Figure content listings

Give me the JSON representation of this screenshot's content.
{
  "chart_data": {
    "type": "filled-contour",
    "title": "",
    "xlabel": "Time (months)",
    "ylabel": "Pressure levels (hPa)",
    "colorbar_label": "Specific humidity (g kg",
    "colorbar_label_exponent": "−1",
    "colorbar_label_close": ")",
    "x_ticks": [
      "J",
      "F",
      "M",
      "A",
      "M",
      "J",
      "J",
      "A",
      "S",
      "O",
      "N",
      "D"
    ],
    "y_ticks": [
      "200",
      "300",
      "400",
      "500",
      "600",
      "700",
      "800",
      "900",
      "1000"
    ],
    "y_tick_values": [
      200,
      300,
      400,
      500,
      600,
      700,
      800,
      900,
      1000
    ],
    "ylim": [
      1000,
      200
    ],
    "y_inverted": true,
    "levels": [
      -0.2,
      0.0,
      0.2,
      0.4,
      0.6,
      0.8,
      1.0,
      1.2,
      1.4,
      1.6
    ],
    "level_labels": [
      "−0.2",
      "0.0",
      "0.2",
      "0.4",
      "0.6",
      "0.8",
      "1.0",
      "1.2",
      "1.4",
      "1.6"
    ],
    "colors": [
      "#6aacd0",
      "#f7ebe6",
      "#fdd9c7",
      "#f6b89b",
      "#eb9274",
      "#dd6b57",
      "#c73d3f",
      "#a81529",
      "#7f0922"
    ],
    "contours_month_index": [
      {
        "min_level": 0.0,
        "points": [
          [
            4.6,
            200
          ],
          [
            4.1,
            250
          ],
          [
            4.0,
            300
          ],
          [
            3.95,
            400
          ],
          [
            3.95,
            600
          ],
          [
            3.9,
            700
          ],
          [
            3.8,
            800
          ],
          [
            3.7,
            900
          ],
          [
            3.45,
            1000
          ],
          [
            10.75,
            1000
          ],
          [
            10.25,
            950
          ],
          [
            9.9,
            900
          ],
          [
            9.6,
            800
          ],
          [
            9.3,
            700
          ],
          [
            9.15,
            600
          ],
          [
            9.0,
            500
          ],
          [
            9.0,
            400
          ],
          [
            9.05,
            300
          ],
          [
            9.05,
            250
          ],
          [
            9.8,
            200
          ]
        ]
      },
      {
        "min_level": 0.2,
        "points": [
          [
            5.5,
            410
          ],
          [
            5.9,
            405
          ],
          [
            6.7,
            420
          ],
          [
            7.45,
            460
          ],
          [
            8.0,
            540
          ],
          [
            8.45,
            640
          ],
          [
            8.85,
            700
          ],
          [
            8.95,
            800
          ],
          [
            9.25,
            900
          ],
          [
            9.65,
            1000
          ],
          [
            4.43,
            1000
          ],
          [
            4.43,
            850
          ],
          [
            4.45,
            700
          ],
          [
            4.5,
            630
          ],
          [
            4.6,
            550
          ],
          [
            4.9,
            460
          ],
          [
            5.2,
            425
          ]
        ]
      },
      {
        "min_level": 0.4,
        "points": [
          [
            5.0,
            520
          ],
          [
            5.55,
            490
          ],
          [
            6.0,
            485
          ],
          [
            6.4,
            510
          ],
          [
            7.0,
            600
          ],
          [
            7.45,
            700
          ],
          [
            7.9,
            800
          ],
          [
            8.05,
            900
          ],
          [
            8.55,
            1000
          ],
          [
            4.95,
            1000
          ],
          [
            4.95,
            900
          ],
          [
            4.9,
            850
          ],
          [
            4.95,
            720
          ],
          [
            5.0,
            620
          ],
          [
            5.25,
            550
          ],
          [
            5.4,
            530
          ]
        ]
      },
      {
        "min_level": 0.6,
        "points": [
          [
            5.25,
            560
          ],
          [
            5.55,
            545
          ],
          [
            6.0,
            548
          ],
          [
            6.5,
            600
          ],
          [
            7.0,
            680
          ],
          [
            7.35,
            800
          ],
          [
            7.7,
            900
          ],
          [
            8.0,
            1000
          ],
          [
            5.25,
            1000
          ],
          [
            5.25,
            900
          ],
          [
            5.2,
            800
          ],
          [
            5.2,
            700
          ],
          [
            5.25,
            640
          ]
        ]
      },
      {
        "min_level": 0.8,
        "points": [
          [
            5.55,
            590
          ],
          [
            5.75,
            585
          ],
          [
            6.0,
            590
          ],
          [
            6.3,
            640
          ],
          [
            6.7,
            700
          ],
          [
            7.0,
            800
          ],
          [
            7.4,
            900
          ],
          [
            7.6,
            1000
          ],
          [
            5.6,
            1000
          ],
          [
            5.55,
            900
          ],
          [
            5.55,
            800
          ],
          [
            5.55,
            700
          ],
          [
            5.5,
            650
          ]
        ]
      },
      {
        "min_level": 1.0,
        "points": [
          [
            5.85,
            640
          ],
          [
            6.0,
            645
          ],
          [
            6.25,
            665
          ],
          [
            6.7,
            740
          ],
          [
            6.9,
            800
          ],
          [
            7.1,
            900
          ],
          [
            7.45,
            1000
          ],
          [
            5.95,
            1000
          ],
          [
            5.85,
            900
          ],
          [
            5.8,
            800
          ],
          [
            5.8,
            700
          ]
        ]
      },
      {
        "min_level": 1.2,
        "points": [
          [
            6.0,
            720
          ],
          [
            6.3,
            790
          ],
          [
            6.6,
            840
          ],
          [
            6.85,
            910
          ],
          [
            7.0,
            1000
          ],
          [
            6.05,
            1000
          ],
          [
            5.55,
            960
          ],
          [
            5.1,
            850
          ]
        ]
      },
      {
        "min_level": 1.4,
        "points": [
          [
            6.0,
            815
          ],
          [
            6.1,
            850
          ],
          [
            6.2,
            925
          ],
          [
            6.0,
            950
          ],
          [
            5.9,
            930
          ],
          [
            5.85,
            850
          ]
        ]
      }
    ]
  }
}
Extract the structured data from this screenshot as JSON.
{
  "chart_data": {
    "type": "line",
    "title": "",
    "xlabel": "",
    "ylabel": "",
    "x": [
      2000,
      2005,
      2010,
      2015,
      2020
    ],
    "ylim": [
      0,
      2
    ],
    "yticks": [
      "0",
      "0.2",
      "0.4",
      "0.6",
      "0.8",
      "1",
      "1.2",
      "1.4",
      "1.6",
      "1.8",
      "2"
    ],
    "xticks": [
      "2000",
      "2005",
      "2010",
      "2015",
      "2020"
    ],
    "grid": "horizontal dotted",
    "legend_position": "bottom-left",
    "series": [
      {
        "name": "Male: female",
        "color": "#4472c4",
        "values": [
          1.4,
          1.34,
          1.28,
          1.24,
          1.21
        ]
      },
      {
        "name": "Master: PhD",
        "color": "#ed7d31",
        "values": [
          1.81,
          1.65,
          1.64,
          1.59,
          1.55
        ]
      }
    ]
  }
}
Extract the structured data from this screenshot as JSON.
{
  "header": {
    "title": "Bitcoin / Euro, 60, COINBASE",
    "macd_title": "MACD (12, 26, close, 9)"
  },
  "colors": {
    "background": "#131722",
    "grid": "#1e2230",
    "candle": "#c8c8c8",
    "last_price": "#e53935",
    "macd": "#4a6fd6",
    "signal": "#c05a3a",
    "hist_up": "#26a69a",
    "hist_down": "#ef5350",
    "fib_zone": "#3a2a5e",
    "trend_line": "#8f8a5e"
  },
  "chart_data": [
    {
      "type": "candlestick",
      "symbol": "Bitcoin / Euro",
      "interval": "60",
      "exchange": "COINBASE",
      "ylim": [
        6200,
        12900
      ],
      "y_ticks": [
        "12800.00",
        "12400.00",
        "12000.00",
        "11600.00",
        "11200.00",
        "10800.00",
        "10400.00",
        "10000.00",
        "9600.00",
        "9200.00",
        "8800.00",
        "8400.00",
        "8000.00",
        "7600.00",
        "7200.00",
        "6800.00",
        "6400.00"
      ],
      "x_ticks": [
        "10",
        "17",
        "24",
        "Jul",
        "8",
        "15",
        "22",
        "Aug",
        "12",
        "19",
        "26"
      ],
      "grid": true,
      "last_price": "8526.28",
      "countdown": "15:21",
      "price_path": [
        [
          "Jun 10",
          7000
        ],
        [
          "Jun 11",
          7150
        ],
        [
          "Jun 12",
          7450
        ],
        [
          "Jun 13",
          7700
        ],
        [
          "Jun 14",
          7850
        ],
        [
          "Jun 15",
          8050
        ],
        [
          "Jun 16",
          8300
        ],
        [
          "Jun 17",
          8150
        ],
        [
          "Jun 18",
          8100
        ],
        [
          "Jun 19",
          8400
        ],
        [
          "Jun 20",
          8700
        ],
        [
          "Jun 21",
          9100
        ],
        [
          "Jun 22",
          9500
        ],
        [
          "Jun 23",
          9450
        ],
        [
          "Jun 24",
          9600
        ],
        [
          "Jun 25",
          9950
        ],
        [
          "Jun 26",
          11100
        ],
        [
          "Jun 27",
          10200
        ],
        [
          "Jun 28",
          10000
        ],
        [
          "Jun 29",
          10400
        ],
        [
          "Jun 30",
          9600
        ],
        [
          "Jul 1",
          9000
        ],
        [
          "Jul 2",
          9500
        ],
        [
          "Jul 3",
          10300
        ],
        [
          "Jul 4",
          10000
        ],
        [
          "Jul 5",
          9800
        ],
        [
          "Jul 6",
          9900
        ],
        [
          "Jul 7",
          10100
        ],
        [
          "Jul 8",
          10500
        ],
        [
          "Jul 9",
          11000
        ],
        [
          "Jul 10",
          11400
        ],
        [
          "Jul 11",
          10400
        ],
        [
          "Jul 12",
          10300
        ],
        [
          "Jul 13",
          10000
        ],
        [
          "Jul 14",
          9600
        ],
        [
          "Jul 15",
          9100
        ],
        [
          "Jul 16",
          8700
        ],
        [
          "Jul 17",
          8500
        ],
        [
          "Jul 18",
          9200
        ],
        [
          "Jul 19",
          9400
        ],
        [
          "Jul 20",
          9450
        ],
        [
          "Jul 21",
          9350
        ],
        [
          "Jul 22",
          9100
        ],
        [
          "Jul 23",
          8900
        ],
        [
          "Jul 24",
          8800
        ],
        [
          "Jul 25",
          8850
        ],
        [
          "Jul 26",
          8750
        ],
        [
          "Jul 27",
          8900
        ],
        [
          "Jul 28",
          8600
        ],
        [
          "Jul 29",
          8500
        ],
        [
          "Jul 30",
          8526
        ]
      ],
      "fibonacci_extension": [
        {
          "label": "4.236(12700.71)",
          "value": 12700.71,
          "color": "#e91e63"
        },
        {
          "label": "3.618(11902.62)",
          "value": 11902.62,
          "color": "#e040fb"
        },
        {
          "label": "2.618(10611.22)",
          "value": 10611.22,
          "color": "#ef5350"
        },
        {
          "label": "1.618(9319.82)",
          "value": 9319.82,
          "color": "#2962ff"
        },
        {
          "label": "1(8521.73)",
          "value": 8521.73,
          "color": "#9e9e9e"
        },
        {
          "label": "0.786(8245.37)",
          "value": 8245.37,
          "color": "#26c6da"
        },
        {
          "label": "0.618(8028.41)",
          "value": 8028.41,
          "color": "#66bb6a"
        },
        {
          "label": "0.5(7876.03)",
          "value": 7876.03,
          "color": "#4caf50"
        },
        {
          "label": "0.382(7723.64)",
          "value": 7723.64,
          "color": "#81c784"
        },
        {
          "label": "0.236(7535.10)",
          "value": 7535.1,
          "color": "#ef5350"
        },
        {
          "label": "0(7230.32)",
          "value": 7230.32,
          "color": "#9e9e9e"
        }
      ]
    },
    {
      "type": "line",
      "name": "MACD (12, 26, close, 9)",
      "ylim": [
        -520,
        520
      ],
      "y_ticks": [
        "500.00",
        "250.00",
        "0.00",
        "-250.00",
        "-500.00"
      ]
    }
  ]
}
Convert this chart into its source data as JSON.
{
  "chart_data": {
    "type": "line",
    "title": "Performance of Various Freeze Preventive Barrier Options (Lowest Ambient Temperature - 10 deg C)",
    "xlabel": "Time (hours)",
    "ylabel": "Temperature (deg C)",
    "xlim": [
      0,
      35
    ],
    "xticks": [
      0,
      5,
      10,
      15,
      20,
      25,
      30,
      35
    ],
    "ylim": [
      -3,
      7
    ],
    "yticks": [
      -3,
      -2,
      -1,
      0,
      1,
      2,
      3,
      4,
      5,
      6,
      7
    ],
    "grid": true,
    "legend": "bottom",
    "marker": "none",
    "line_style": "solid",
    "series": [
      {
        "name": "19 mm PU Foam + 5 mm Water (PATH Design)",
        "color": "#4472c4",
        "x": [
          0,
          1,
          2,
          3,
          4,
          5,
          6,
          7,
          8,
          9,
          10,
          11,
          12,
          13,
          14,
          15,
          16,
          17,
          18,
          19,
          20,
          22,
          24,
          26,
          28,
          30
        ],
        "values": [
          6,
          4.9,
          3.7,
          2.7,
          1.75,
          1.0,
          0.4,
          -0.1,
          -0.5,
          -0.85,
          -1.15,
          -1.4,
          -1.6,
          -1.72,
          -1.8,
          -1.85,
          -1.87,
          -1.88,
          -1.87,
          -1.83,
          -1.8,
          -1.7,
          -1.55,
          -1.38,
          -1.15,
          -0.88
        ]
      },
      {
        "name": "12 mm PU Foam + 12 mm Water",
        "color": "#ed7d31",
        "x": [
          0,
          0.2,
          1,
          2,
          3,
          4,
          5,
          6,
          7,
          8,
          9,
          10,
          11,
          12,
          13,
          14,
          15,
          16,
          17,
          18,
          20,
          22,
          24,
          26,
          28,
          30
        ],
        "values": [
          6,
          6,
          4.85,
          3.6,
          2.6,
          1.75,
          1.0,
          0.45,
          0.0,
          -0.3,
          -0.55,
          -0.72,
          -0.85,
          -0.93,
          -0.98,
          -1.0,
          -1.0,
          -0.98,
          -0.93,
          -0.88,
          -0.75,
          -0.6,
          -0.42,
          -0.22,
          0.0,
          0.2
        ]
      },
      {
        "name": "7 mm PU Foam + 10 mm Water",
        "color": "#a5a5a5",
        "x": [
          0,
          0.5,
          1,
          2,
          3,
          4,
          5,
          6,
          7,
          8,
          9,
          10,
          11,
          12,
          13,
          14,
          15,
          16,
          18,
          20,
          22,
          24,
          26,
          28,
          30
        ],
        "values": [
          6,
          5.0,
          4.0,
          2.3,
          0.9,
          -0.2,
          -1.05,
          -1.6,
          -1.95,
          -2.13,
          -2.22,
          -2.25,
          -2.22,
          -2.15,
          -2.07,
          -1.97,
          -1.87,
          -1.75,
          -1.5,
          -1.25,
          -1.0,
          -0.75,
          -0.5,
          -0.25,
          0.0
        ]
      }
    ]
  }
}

OBJECTIVE »
Show each line in the entries that holds the string "JSON".

TASK SOLUTION »
Give me the JSON representation of this screenshot's content.
Extract the structured data from this screenshot as JSON.
Extract the structured data from this screenshot as JSON.
Convert this chart into its source data as JSON.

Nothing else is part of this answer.